> **GOAL**: Output all the entries word for word. Omit the pictures.

[Extracted data entries]
****
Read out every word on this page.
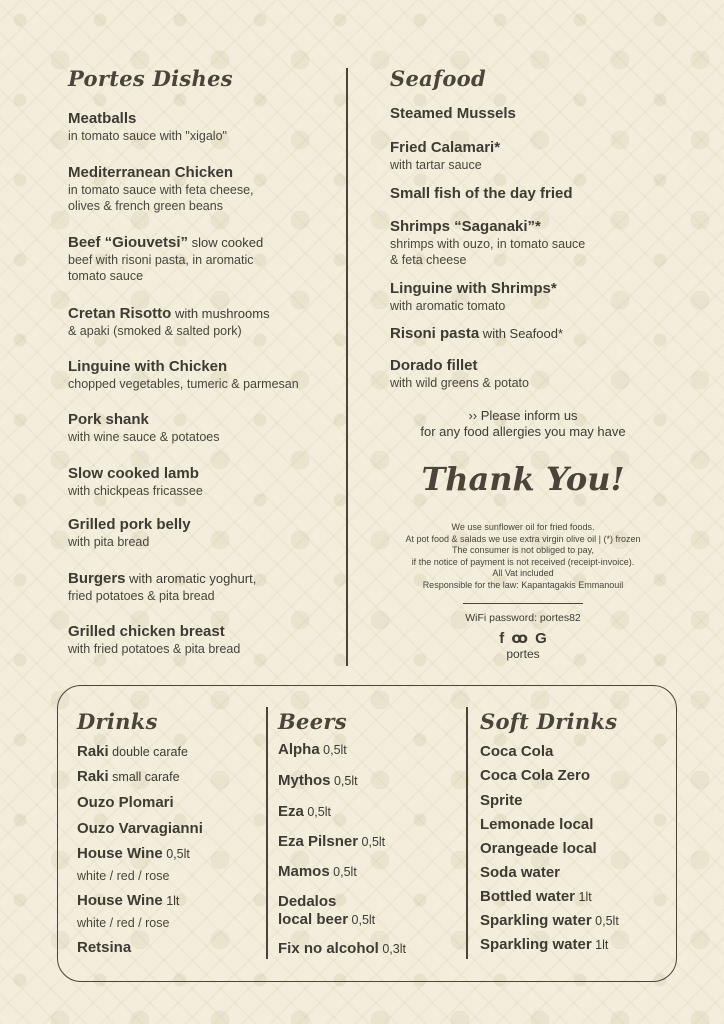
Portes Dishes
Meatballs
in tomato sauce with "xigalo"
Mediterranean Chicken
in tomato sauce with feta cheese,
olives & french green beans
Beef “Giouvetsi” slow cooked
beef with risoni pasta, in aromatic
tomato sauce
Cretan Risotto with mushrooms
& apaki (smoked & salted pork)
Linguine with Chicken
chopped vegetables, tumeric & parmesan
Pork shank
with wine sauce & potatoes
Slow cooked lamb
with chickpeas fricassee
Grilled pork belly
with pita bread
Burgers with aromatic yoghurt,
fried potatoes & pita bread
Grilled chicken breast
with fried potatoes & pita bread
Seafood
Steamed Mussels
Fried Calamari*
with tartar sauce
Small fish of the day fried
Shrimps “Saganaki”*
shrimps with ouzo, in tomato sauce
& feta cheese
Linguine with Shrimps*
with aromatic tomato
Risoni pasta with Seafood*
Dorado fillet
with wild greens & potato
›› Please inform us
for any food allergies you may have
Thank You!
We use sunflower oil for fried foods.
At pot food & salads we use extra virgin olive oil | (*) frozen
The consumer is not obliged to pay,
if the notice of payment is not received (receipt-invoice).
All Vat included
Responsible for the law: Kapantagakis Emmanouil
WiFi password: portes82
f ꝏ G
portes
Drinks
Raki double carafe
Raki small carafe
Ouzo Plomari
Ouzo Varvagianni
House Wine 0,5lt
white / red / rose
House Wine 1lt
white / red / rose
Retsina
Beers
Alpha 0,5lt
Mythos 0,5lt
Eza 0,5lt
Eza Pilsner 0,5lt
Mamos 0,5lt
Dedalos
local beer 0,5lt
Fix no alcohol 0,3lt
Soft Drinks
Coca Cola
Coca Cola Zero
Sprite
Lemonade local
Orangeade local
Soda water
Bottled water 1lt
Sparkling water 0,5lt
Sparkling water 1lt
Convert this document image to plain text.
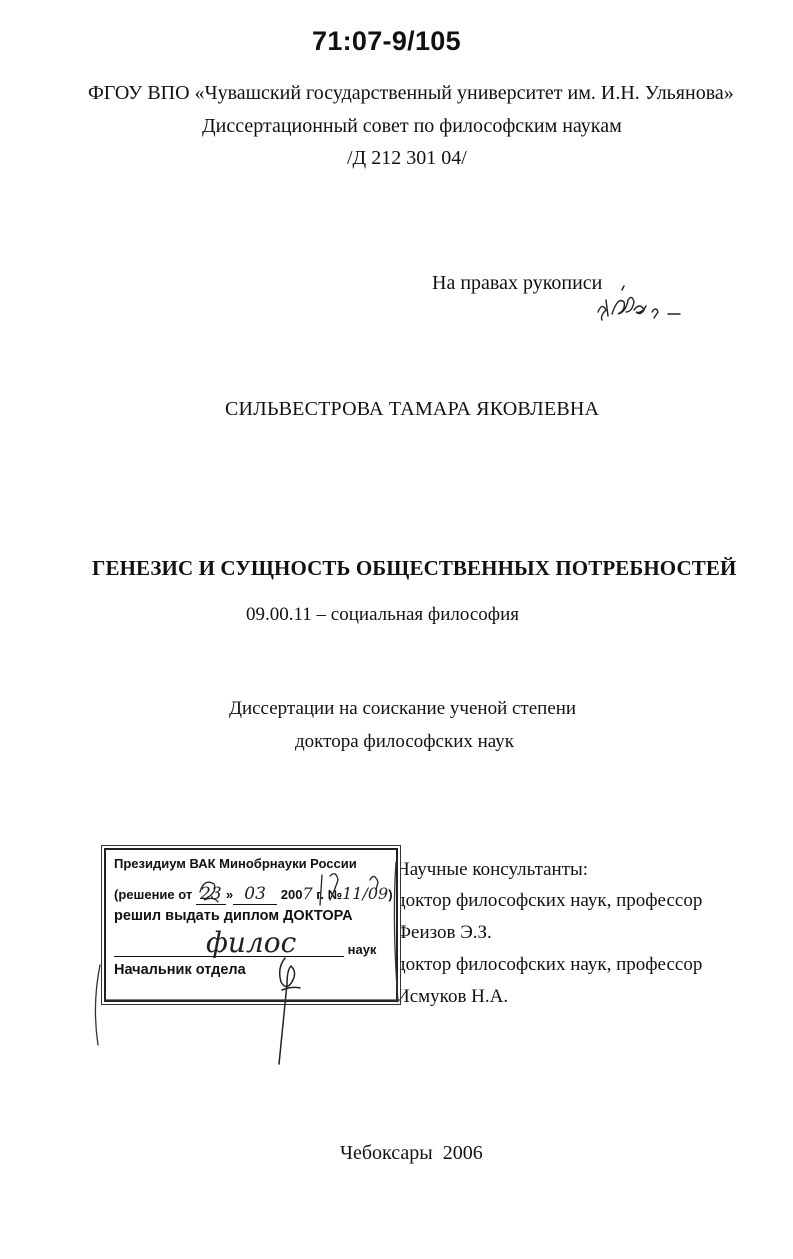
71:07-9/105
ФГОУ ВПО «Чувашский государственный университет им. И.Н. Ульянова»
Диссертационный совет по философским наукам
/Д 212 301 04/
На правах рукописи
СИЛЬВЕСТРОВА ТАМАРА ЯКОВЛЕВНА
ГЕНЕЗИС И СУЩНОСТЬ ОБЩЕСТВЕННЫХ ПОТРЕБНОСТЕЙ
09.00.11 – социальная философия
Диссертации на соискание ученой степени
доктора философских наук
Научные консультанты:
доктор философских наук, профессор
Феизов Э.З.
доктор философских наук, профессор
Исмуков Н.А.
Президиум ВАК Минобрнауки России
(решение от 23 » 03 2007 г. №11/09)
решил выдать диплом ДОКТОРА
филос	наук
Начальник отдела
Чебоксары  2006
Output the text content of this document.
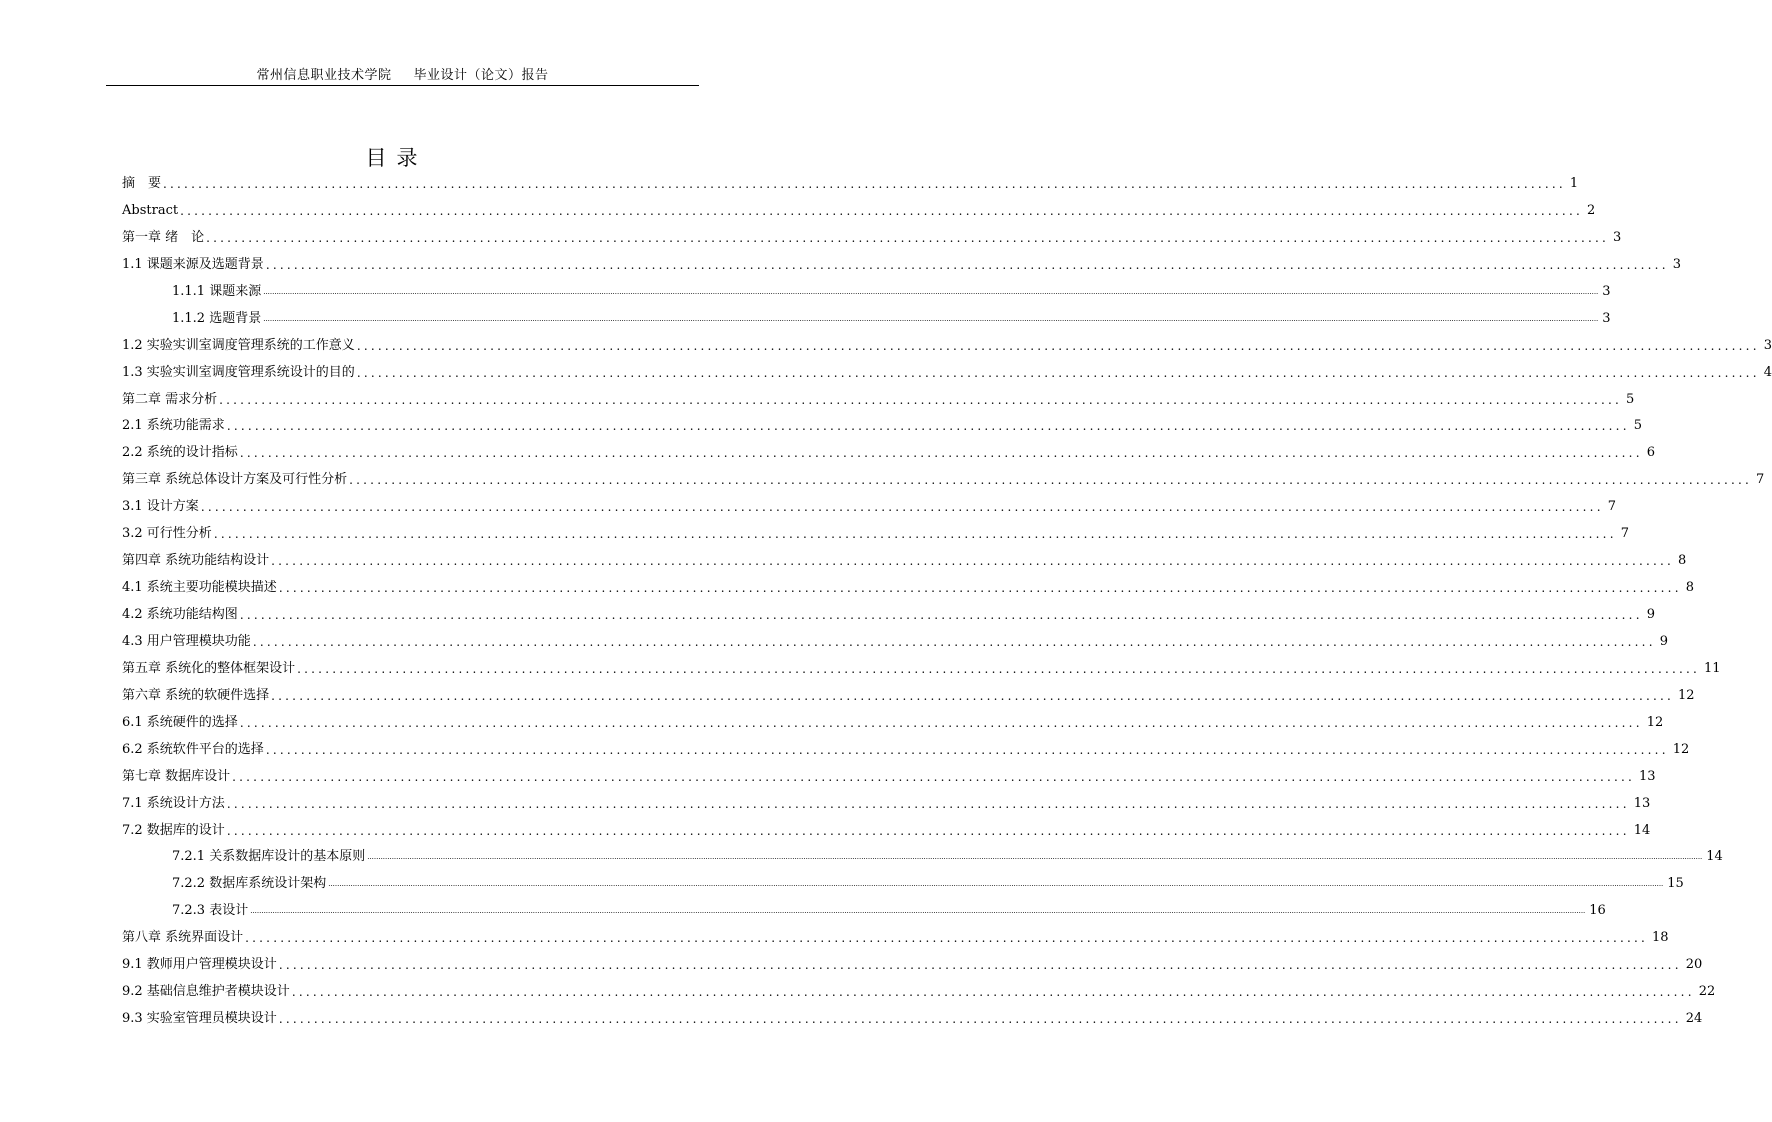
常州信息职业技术学院 毕业设计（论文）报告
目录
摘　要 ........................................................................................................................................................................................................ 1
Abstract ........................................................................................................................................................................................................ 2
第一章 绪　论 ........................................................................................................................................................................................................ 3
1.1 课题来源及选题背景 ........................................................................................................................................................................................................ 3
1.1.1 课题来源 ........................................................................................................................................................................................................................................................................................................................................................................................................................................................................................................................................................................................................................ 3
1.1.2 选题背景 ........................................................................................................................................................................................................................................................................................................................................................................................................................................................................................................................................................................................................................ 3
1.2 实验实训室调度管理系统的工作意义 ........................................................................................................................................................................................................ 3
1.3 实验实训室调度管理系统设计的目的 ........................................................................................................................................................................................................ 4
第二章 需求分析 ........................................................................................................................................................................................................ 5
2.1 系统功能需求 ........................................................................................................................................................................................................ 5
2.2 系统的设计指标 ........................................................................................................................................................................................................ 6
第三章 系统总体设计方案及可行性分析 ........................................................................................................................................................................................................ 7
3.1 设计方案 ........................................................................................................................................................................................................ 7
3.2 可行性分析 ........................................................................................................................................................................................................ 7
第四章 系统功能结构设计 ........................................................................................................................................................................................................ 8
4.1 系统主要功能模块描述 ........................................................................................................................................................................................................ 8
4.2 系统功能结构图 ........................................................................................................................................................................................................ 9
4.3 用户管理模块功能 ........................................................................................................................................................................................................ 9
第五章 系统化的整体框架设计 ........................................................................................................................................................................................................ 11
第六章 系统的软硬件选择 ........................................................................................................................................................................................................ 12
6.1 系统硬件的选择 ........................................................................................................................................................................................................ 12
6.2 系统软件平台的选择 ........................................................................................................................................................................................................ 12
第七章 数据库设计 ........................................................................................................................................................................................................ 13
7.1 系统设计方法 ........................................................................................................................................................................................................ 13
7.2 数据库的设计 ........................................................................................................................................................................................................ 14
7.2.1 关系数据库设计的基本原则 ........................................................................................................................................................................................................................................................................................................................................................................................................................................................................................................................................................................................................................ 14
7.2.2 数据库系统设计架构 ........................................................................................................................................................................................................................................................................................................................................................................................................................................................................................................................................................................................................................ 15
7.2.3 表设计 ........................................................................................................................................................................................................................................................................................................................................................................................................................................................................................................................................................................................................................ 16
第八章 系统界面设计 ........................................................................................................................................................................................................ 18
9.1 教师用户管理模块设计 ........................................................................................................................................................................................................ 20
9.2 基础信息维护者模块设计 ........................................................................................................................................................................................................ 22
9.3 实验室管理员模块设计 ........................................................................................................................................................................................................ 24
****
> **THE REPLY**:
Read out every word on this page.
Portes Dishes
Meatballs
in tomato sauce with "xigalo"
Mediterranean Chicken
in tomato sauce with feta cheese,
olives & french green beans
Beef “Giouvetsi” slow cooked
beef with risoni pasta, in aromatic
tomato sauce
Cretan Risotto with mushrooms
& apaki (smoked & salted pork)
Linguine with Chicken
chopped vegetables, tumeric & parmesan
Pork shank
with wine sauce & potatoes
Slow cooked lamb
with chickpeas fricassee
Grilled pork belly
with pita bread
Burgers with aromatic yoghurt,
fried potatoes & pita bread
Grilled chicken breast
with fried potatoes & pita bread
Seafood
Steamed Mussels
Fried Calamari*
with tartar sauce
Small fish of the day fried
Shrimps “Saganaki”*
shrimps with ouzo, in tomato sauce
& feta cheese
Linguine with Shrimps*
with aromatic tomato
Risoni pasta with Seafood*
Dorado fillet
with wild greens & potato
›› Please inform us
for any food allergies you may have
Thank You!
We use sunflower oil for fried foods.
At pot food & salads we use extra virgin olive oil | (*) frozen
The consumer is not obliged to pay,
if the notice of payment is not received (receipt-invoice).
All Vat included
Responsible for the law: Kapantagakis Emmanouil
WiFi password: portes82
f ꝏ G
portes
Drinks
Raki double carafe
Raki small carafe
Ouzo Plomari
Ouzo Varvagianni
House Wine 0,5lt
white / red / rose
House Wine 1lt
white / red / rose
Retsina
Beers
Alpha 0,5lt
Mythos 0,5lt
Eza 0,5lt
Eza Pilsner 0,5lt
Mamos 0,5lt
Dedalos
local beer 0,5lt
Fix no alcohol 0,3lt
Soft Drinks
Coca Cola
Coca Cola Zero
Sprite
Lemonade local
Orangeade local
Soda water
Bottled water 1lt
Sparkling water 0,5lt
Sparkling water 1lt
Convert this document image to plain text.
71:07-9/105
ФГОУ ВПО «Чувашский государственный университет им. И.Н. Ульянова»
Диссертационный совет по философским наукам
/Д 212 301 04/
На правах рукописи
СИЛЬВЕСТРОВА ТАМАРА ЯКОВЛЕВНА
ГЕНЕЗИС И СУЩНОСТЬ ОБЩЕСТВЕННЫХ ПОТРЕБНОСТЕЙ
09.00.11 – социальная философия
Диссертации на соискание ученой степени
доктора философских наук
Научные консультанты:
доктор философских наук, профессор
Феизов Э.З.
доктор философских наук, профессор
Исмуков Н.А.
Президиум ВАК Минобрнауки России
(решение от 23 » 03 2007 г. №11/09)
решил выдать диплом ДОКТОРА
филос	наук
Начальник отдела
Чебоксары  2006
Output the text content of this document.
常州信息职业技术学院 毕业设计（论文）报告
目录
摘　要 ........................................................................................................................................................................................................ 1
Abstract ........................................................................................................................................................................................................ 2
第一章 绪　论 ........................................................................................................................................................................................................ 3
1.1 课题来源及选题背景 ........................................................................................................................................................................................................ 3
1.1.1 课题来源 ........................................................................................................................................................................................................................................................................................................................................................................................................................................................................................................................................................................................................................ 3
1.1.2 选题背景 ........................................................................................................................................................................................................................................................................................................................................................................................................................................................................................................................................................................................................................ 3
1.2 实验实训室调度管理系统的工作意义 ........................................................................................................................................................................................................ 3
1.3 实验实训室调度管理系统设计的目的 ........................................................................................................................................................................................................ 4
第二章 需求分析 ........................................................................................................................................................................................................ 5
2.1 系统功能需求 ........................................................................................................................................................................................................ 5
2.2 系统的设计指标 ........................................................................................................................................................................................................ 6
第三章 系统总体设计方案及可行性分析 ........................................................................................................................................................................................................ 7
3.1 设计方案 ........................................................................................................................................................................................................ 7
3.2 可行性分析 ........................................................................................................................................................................................................ 7
第四章 系统功能结构设计 ........................................................................................................................................................................................................ 8
4.1 系统主要功能模块描述 ........................................................................................................................................................................................................ 8
4.2 系统功能结构图 ........................................................................................................................................................................................................ 9
4.3 用户管理模块功能 ........................................................................................................................................................................................................ 9
第五章 系统化的整体框架设计 ........................................................................................................................................................................................................ 11
第六章 系统的软硬件选择 ........................................................................................................................................................................................................ 12
6.1 系统硬件的选择 ........................................................................................................................................................................................................ 12
6.2 系统软件平台的选择 ........................................................................................................................................................................................................ 12
第七章 数据库设计 ........................................................................................................................................................................................................ 13
7.1 系统设计方法 ........................................................................................................................................................................................................ 13
7.2 数据库的设计 ........................................................................................................................................................................................................ 14
7.2.1 关系数据库设计的基本原则 ........................................................................................................................................................................................................................................................................................................................................................................................................................................................................................................................................................................................................................ 14
7.2.2 数据库系统设计架构 ........................................................................................................................................................................................................................................................................................................................................................................................................................................................................................................................................................................................................................ 15
7.2.3 表设计 ........................................................................................................................................................................................................................................................................................................................................................................................................................................................................................................................................................................................................................ 16
第八章 系统界面设计 ........................................................................................................................................................................................................ 18
9.1 教师用户管理模块设计 ........................................................................................................................................................................................................ 20
9.2 基础信息维护者模块设计 ........................................................................................................................................................................................................ 22
9.3 实验室管理员模块设计 ........................................................................................................................................................................................................ 24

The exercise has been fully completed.